* _Written exercise_
Check each line of the material below, and copy it if it holds the string "NEXT".
══ Listed entries
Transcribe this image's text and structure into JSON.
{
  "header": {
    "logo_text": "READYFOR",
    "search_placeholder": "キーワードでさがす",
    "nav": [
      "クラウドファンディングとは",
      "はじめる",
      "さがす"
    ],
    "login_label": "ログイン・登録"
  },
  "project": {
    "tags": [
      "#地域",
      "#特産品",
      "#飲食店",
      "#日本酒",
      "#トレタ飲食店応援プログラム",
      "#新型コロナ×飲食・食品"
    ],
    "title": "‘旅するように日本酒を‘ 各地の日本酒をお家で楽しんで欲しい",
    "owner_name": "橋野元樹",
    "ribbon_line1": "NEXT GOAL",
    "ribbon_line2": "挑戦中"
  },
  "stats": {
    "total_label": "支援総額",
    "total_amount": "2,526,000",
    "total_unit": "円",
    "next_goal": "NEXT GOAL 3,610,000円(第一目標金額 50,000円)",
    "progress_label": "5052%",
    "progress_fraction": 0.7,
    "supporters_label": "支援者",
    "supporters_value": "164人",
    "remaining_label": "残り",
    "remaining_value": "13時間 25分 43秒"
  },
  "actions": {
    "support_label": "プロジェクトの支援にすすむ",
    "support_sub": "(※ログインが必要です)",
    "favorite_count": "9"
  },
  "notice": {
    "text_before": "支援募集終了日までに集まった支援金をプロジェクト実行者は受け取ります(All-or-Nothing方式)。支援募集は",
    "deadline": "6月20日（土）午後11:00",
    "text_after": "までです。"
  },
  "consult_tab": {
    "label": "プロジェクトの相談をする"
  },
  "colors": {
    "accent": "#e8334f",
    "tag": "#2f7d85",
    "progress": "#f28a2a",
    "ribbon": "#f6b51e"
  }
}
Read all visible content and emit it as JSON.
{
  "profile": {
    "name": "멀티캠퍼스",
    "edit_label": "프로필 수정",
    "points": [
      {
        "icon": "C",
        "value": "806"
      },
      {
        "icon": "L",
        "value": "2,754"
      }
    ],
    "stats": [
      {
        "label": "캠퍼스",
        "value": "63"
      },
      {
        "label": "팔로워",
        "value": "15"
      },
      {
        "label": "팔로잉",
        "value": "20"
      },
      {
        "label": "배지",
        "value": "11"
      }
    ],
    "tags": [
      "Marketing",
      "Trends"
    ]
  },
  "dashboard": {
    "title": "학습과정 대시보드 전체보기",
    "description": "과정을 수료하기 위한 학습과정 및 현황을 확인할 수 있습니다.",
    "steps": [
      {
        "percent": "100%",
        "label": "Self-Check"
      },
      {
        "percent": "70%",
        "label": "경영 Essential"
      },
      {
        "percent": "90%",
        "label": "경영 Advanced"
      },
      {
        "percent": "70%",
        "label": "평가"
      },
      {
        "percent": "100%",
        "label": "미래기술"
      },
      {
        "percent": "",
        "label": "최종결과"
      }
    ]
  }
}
════
* _Finished exercise_
    "ribbon_line1": "NEXT GOAL",
    "next_goal": "NEXT GOAL 3,610,000円(第一目標金額 50,000円)",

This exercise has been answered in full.